BEGIN Data for this exercise

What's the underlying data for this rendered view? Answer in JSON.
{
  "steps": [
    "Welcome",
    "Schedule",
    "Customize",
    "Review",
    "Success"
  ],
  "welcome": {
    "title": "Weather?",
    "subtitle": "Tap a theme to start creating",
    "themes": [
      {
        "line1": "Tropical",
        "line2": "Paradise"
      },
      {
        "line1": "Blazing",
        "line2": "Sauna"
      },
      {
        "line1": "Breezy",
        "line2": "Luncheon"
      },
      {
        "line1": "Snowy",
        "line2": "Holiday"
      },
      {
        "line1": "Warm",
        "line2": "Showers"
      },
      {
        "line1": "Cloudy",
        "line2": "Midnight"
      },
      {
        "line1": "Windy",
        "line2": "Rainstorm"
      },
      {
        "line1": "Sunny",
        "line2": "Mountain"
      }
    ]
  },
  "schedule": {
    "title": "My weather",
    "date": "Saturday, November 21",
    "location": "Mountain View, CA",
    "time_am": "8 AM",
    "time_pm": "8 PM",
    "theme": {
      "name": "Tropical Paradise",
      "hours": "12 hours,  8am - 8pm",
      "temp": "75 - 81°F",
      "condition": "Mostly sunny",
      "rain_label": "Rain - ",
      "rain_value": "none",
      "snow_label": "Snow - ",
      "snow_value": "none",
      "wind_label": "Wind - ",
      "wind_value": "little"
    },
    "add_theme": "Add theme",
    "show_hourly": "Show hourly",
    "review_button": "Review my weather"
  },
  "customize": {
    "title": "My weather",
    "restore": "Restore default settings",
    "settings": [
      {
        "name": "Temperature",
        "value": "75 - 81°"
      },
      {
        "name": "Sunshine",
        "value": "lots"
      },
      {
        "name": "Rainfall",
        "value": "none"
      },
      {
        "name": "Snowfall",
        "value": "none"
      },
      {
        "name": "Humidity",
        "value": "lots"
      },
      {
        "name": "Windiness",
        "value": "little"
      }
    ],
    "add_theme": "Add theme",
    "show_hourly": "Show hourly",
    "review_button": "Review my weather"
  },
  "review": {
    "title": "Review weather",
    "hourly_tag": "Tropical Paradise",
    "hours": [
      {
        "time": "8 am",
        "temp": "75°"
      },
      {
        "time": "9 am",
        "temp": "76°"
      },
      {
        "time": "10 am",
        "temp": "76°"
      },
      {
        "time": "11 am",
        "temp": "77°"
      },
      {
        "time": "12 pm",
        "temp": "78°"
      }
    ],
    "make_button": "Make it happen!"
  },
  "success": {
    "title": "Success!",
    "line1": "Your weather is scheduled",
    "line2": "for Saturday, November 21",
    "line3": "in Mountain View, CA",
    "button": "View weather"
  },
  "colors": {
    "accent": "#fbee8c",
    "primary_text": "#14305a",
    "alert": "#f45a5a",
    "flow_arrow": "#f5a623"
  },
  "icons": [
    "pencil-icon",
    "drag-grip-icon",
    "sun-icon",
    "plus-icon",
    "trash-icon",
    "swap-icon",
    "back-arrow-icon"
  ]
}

END Data for this exercise

→ Stated goal: Write the complete data out, exactly as above.

→ Written solution:
What's the underlying data for this rendered view? Answer in JSON.
{
  "steps": [
    "Welcome",
    "Schedule",
    "Customize",
    "Review",
    "Success"
  ],
  "welcome": {
    "title": "Weather?",
    "subtitle": "Tap a theme to start creating",
    "themes": [
      {
        "line1": "Tropical",
        "line2": "Paradise"
      },
      {
        "line1": "Blazing",
        "line2": "Sauna"
      },
      {
        "line1": "Breezy",
        "line2": "Luncheon"
      },
      {
        "line1": "Snowy",
        "line2": "Holiday"
      },
      {
        "line1": "Warm",
        "line2": "Showers"
      },
      {
        "line1": "Cloudy",
        "line2": "Midnight"
      },
      {
        "line1": "Windy",
        "line2": "Rainstorm"
      },
      {
        "line1": "Sunny",
        "line2": "Mountain"
      }
    ]
  },
  "schedule": {
    "title": "My weather",
    "date": "Saturday, November 21",
    "location": "Mountain View, CA",
    "time_am": "8 AM",
    "time_pm": "8 PM",
    "theme": {
      "name": "Tropical Paradise",
      "hours": "12 hours,  8am - 8pm",
      "temp": "75 - 81°F",
      "condition": "Mostly sunny",
      "rain_label": "Rain - ",
      "rain_value": "none",
      "snow_label": "Snow - ",
      "snow_value": "none",
      "wind_label": "Wind - ",
      "wind_value": "little"
    },
    "add_theme": "Add theme",
    "show_hourly": "Show hourly",
    "review_button": "Review my weather"
  },
  "customize": {
    "title": "My weather",
    "restore": "Restore default settings",
    "settings": [
      {
        "name": "Temperature",
        "value": "75 - 81°"
      },
      {
        "name": "Sunshine",
        "value": "lots"
      },
      {
        "name": "Rainfall",
        "value": "none"
      },
      {
        "name": "Snowfall",
        "value": "none"
      },
      {
        "name": "Humidity",
        "value": "lots"
      },
      {
        "name": "Windiness",
        "value": "little"
      }
    ],
    "add_theme": "Add theme",
    "show_hourly": "Show hourly",
    "review_button": "Review my weather"
  },
  "review": {
    "title": "Review weather",
    "hourly_tag": "Tropical Paradise",
    "hours": [
      {
        "time": "8 am",
        "temp": "75°"
      },
      {
        "time": "9 am",
        "temp": "76°"
      },
      {
        "time": "10 am",
        "temp": "76°"
      },
      {
        "time": "11 am",
        "temp": "77°"
      },
      {
        "time": "12 pm",
        "temp": "78°"
      }
    ],
    "make_button": "Make it happen!"
  },
  "success": {
    "title": "Success!",
    "line1": "Your weather is scheduled",
    "line2": "for Saturday, November 21",
    "line3": "in Mountain View, CA",
    "button": "View weather"
  },
  "colors": {
    "accent": "#fbee8c",
    "primary_text": "#14305a",
    "alert": "#f45a5a",
    "flow_arrow": "#f5a623"
  },
  "icons": [
    "pencil-icon",
    "drag-grip-icon",
    "sun-icon",
    "plus-icon",
    "trash-icon",
    "swap-icon",
    "back-arrow-icon"
  ]
}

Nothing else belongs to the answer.